Return the lines where the word "held" occurs.
>> Begin Rows
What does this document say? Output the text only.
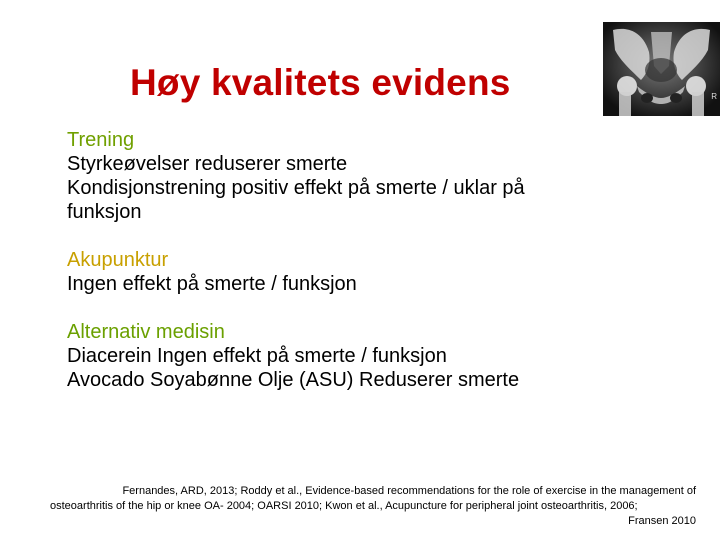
Høy kvalitets evidens	R
Trening
Styrkeøvelser reduserer smerte
Kondisjonstrening positiv effekt på smerte / uklar på
funksjon
Akupunktur
Ingen effekt på smerte / funksjon
Alternativ medisin
Diacerein Ingen effekt på smerte / funksjon
Avocado Soyabønne Olje (ASU) Reduserer smerte
Fernandes, ARD, 2013; Roddy et al., Evidence-based recommendations for the role of exercise in the management of
osteoarthritis of the hip or knee OA- 2004; OARSI 2010; Kwon et al., Acupuncture for peripheral joint osteoarthritis, 2006;
Fransen 2010
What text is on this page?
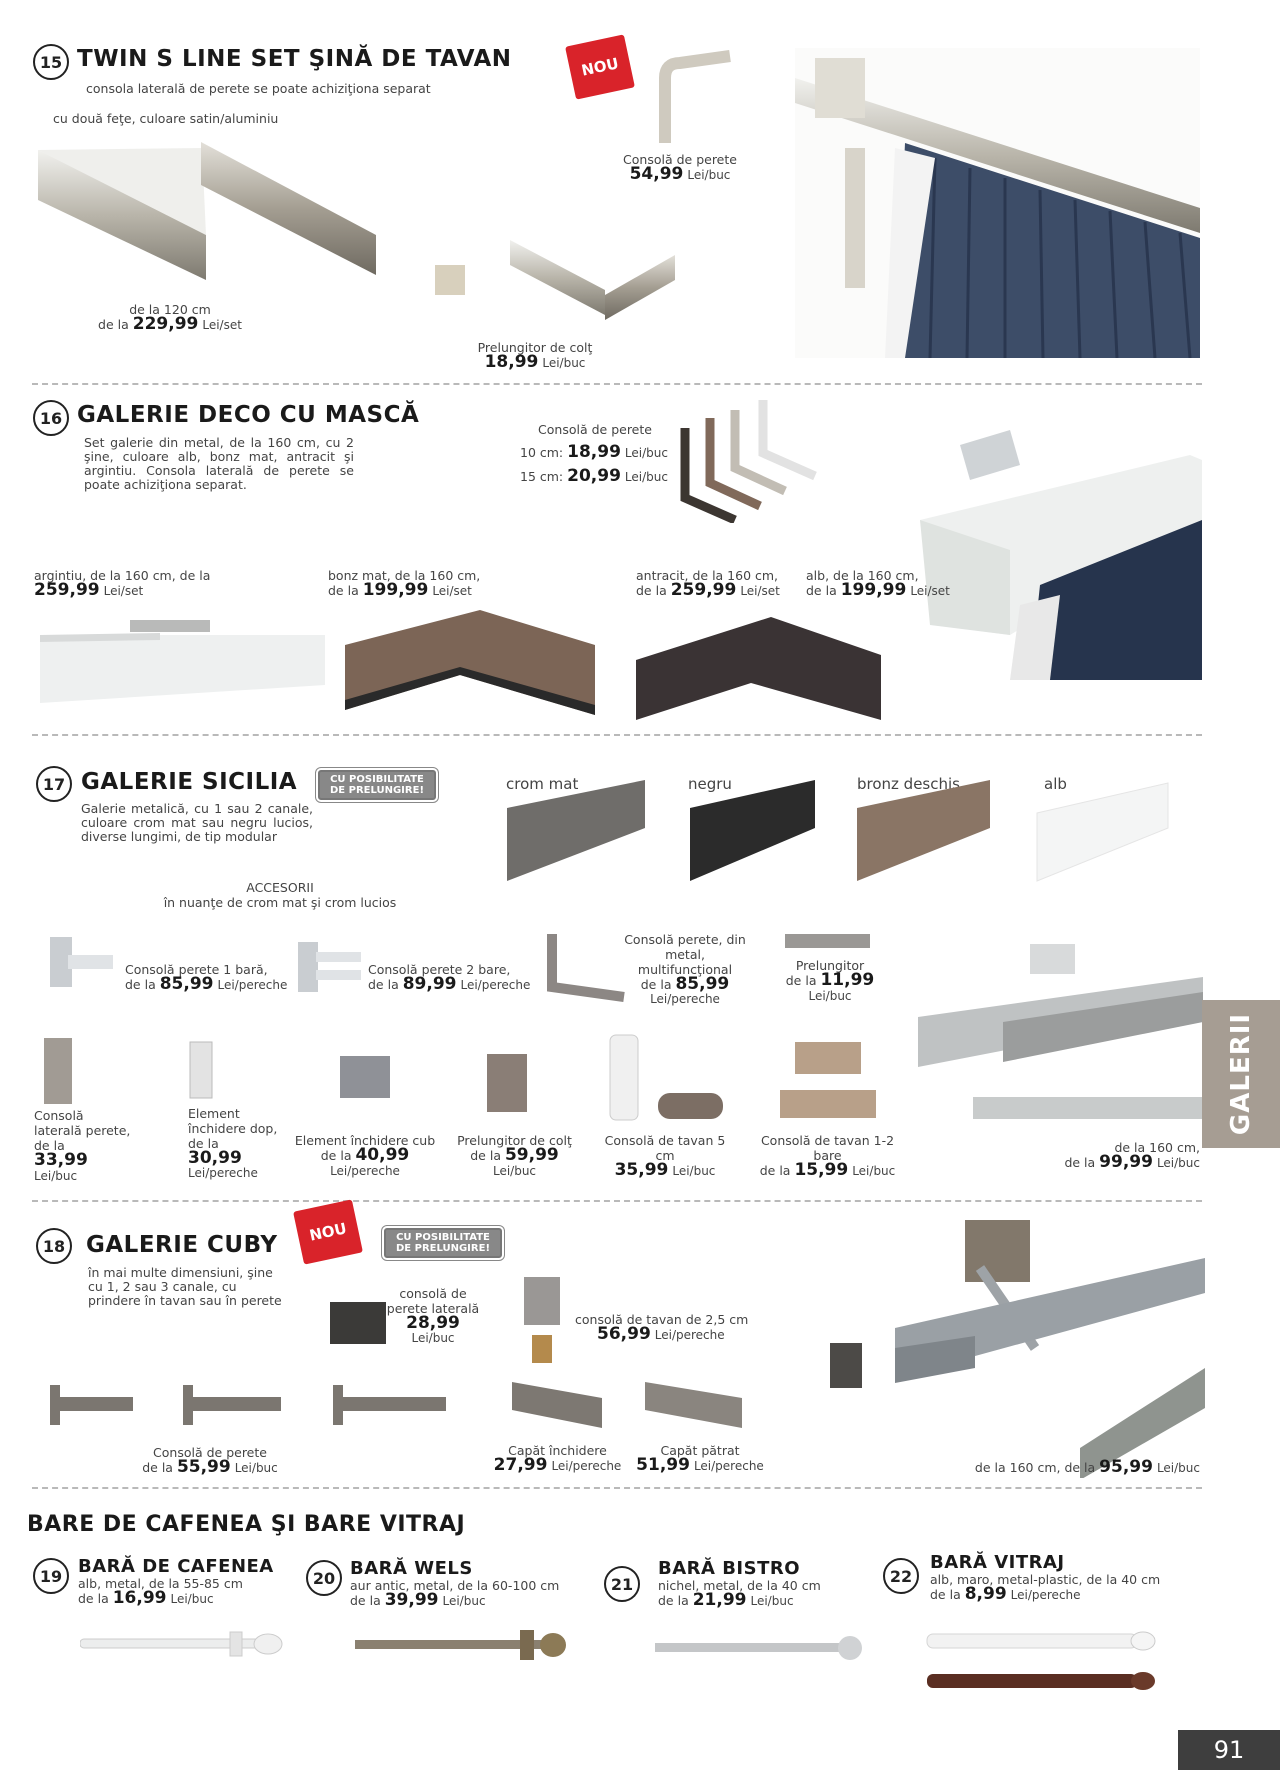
15 TWIN S LINE SET ŞINĂ DE TAVAN
consola laterală de perete se poate achiziţiona separat
cu două feţe, culoare satin/aluminiu
NOU
de la 120 cm
de la 229,99 Lei/set
Consolă de perete
54,99 Lei/buc
Prelungitor de colţ
18,99 Lei/buc
16 GALERIE DECO CU MASCĂ
Set galerie din metal, de la 160 cm, cu 2 şine, culoare alb, bonz mat, antracit şi argintiu. Consola laterală de perete se poate achiziţiona separat.
Consolă de perete
10 cm: 18,99 Lei/buc
15 cm: 20,99 Lei/buc
argintiu, de la 160 cm, de la
259,99 Lei/set
bonz mat, de la 160 cm,
de la 199,99 Lei/set
antracit, de la 160 cm,
de la 259,99 Lei/set
alb, de la 160 cm,
de la 199,99 Lei/set
17 GALERIE SICILIA	CU POSIBILITATE DE PRELUNGIRE!
Galerie metalică, cu 1 sau 2 canale, culoare crom mat sau negru lucios, diverse lungimi, de tip modular
crom mat	negru	bronz deschis	alb
ACCESORII
în nuanţe de crom mat şi crom lucios
Consolă perete 1 bară,
de la 85,99 Lei/pereche
Consolă perete 2 bare,
de la 89,99 Lei/pereche
Consolă perete, din metal, multifuncţional
de la 85,99
Lei/pereche
Prelungitor
de la 11,99 Lei/buc
Consolă laterală perete, de la
33,99 Lei/buc
Element închidere dop, de la
30,99
Lei/pereche
Element închidere cub
de la 40,99 Lei/pereche
Prelungitor de colţ
de la 59,99 Lei/buc
Consolă de tavan 5 cm
35,99 Lei/buc
Consolă de tavan 1-2 bare
de la 15,99 Lei/buc
de la 160 cm,
de la 99,99 Lei/buc
GALERII
NOU
18 GALERIE CUBY	CU POSIBILITATE DE PRELUNGIRE!
în mai multe dimensiuni, şine cu 1, 2 sau 3 canale, cu prindere în tavan sau în perete	consolă de perete laterală
28,99
Lei/buc
consolă de tavan de 2,5 cm
56,99 Lei/pereche
Consolă de perete
de la 55,99 Lei/buc
Capăt închidere
27,99 Lei/pereche
Capăt pătrat
51,99 Lei/pereche	de la 160 cm, de la 95,99 Lei/buc
BARE DE CAFENEA ŞI BARE VITRAJ
19 BARĂ DE CAFENEA
alb, metal, de la 55-85 cm
de la 16,99 Lei/buc
20 BARĂ WELS
aur antic, metal, de la 60-100 cm
de la 39,99 Lei/buc
21
BARĂ BISTRO
nichel, metal, de la 40 cm
de la 21,99 Lei/buc
22
BARĂ VITRAJ
alb, maro, metal-plastic, de la 40 cm
de la 8,99 Lei/pereche
91
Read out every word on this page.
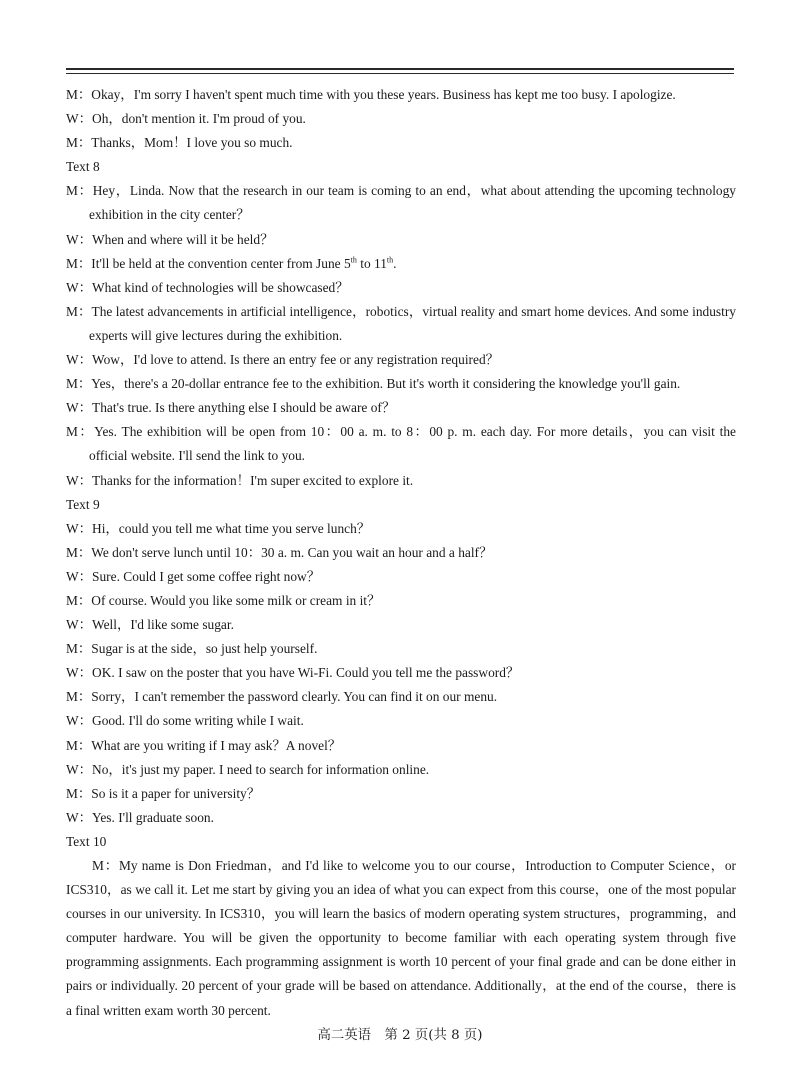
M：Okay，I'm sorry I haven't spent much time with you these years. Business has kept me too busy. I apologize.
W：Oh，don't mention it. I'm proud of you.
M：Thanks，Mom！I love you so much.
Text 8
M：Hey，Linda. Now that the research in our team is coming to an end，what about attending the upcoming technology exhibition in the city center？
W：When and where will it be held？
M：It'll be held at the convention center from June 5th to 11th.
W：What kind of technologies will be showcased？
M：The latest advancements in artificial intelligence，robotics，virtual reality and smart home devices. And some industry experts will give lectures during the exhibition.
W：Wow，I'd love to attend. Is there an entry fee or any registration required？
M：Yes，there's a 20-dollar entrance fee to the exhibition. But it's worth it considering the knowledge you'll gain.
W：That's true. Is there anything else I should be aware of？
M：Yes. The exhibition will be open from 10：00 a. m. to 8：00 p. m. each day. For more details，you can visit the official website. I'll send the link to you.
W：Thanks for the information！I'm super excited to explore it.
Text 9
W：Hi，could you tell me what time you serve lunch？
M：We don't serve lunch until 10：30 a. m. Can you wait an hour and a half？
W：Sure. Could I get some coffee right now？
M：Of course. Would you like some milk or cream in it？
W：Well，I'd like some sugar.
M：Sugar is at the side，so just help yourself.
W：OK. I saw on the poster that you have Wi-Fi. Could you tell me the password？
M：Sorry，I can't remember the password clearly. You can find it on our menu.
W：Good. I'll do some writing while I wait.
M：What are you writing if I may ask？A novel？
W：No，it's just my paper. I need to search for information online.
M：So is it a paper for university？
W：Yes. I'll graduate soon.
Text 10
M：My name is Don Friedman，and I'd like to welcome you to our course，Introduction to Computer Science，or ICS310，as we call it. Let me start by giving you an idea of what you can expect from this course，one of the most popular courses in our university. In ICS310，you will learn the basics of modern operating system structures，programming，and computer hardware. You will be given the opportunity to become familiar with each operating system through five programming assignments. Each programming assignment is worth 10 percent of your final grade and can be done either in pairs or individually. 20 percent of your grade will be based on attendance. Additionally，at the end of the course，there is a final written exam worth 30 percent.
高二英语　第 2 页(共 8 页)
>> End Rows
:: Worked solution ::
W：When and where will it be held？
M：It'll be held at the convention center from June 5th to 11th.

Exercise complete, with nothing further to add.